• Fragmento de texto:
⟨

Frente a estas movilizaciones, aún minoritarias y sin
demasiada consistencia política, lo peor que puede hacer el gobierno es
subestimar los alcances políticos de la oposición. Deberá, por el contrario,
contrarrestar y desactivar políticamente a los sectores movilizados: entablar
diálogos con sus dirigentes y seducir a las capas populares. Además, la base
social que apoya al gobierno del Pacto Histórico se encuentra en la obligación
histórica de responder con un movimiento de masas lo suficientemente maduro como
para evidenciar que en las movilizaciones no sólo hay contendores políticos (elites
empresariales y terratenientes), sino también sectores populares capturados
por un ethos conservador y reaccionario a la espera de discutir el horizonte de
las reformas y el impacto sobre sus vidas cotidianas.

⟩

• Extracto de datos:
⟨

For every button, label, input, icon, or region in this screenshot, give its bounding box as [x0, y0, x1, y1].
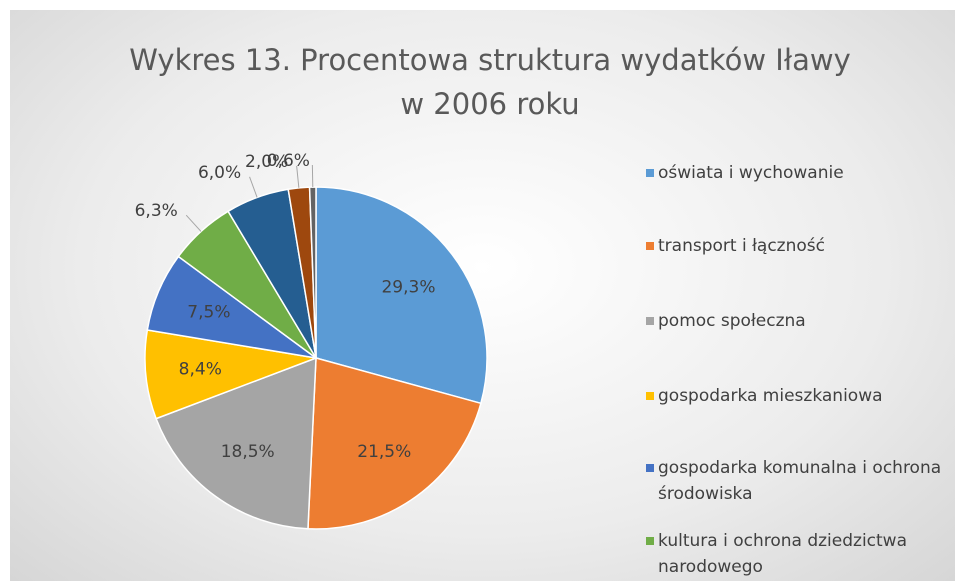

⟩

• Tarea A:
Indica si cada afirmación coincide con el fragmento sobre las movilizaciones, respondiendo sí o no y citando las palabras decisivas del fragmento: (i) Las movilizaciones de la oposición ya son mayoritarias. (ii) El gobierno debería entablar diálogos con los dirigentes de los sectores movilizados. (iii) En las movilizaciones participan únicamente élites empresariales y terratenientes.
• Tarea B:
Según el fragmento sobre las movilizaciones, ¿qué es lo peor que puede hacer el gobierno?
• Tarea C:
Prolonga el fragmento sobre las movilizaciones a partir de su última oración.

• Respuesta A:
(i) No: "aún minoritarias y sin demasiada consistencia política".
(ii) Sí: "entablar diálogos con sus dirigentes".
(iii) No: "no sólo hay contendores políticos (elites empresariales y terratenientes), sino también sectores populares capturados por un ethos conservador y reaccionario".

• Respuesta B:
Subestimar los alcances políticos de la oposición.

• Respuesta C:
Precisamente, las comunidades cristianas de base han
jugado un papel preponderante a la hora de movilizar a sus creyentes. En
Cartagena, por ejemplo, el pastor Miguel Arrázola fue una pieza fundamental
para garantizar el relativo éxito de la movilización. El evangelismo ha ungido, en este caso, como
el imaginario articulador del discurso de la oposición. A su alrededor se ha
venido construyendo un tejido social popular-reaccionario que impone los
intereses de la masa empresarial como intereses propios. La reacción de estos
grupos cristianos protestantes, probablemente, crecerá debido a las
declaraciones del Ministro de Hacienda al incluir en la nueva reforma
tributaria a las iglesias dentro de las instituciones que tributan en el país.
No obstante, no deja de ser alentador el llamado a las
movilizaciones, sobre todo en un país donde históricamente la otredad (oposición)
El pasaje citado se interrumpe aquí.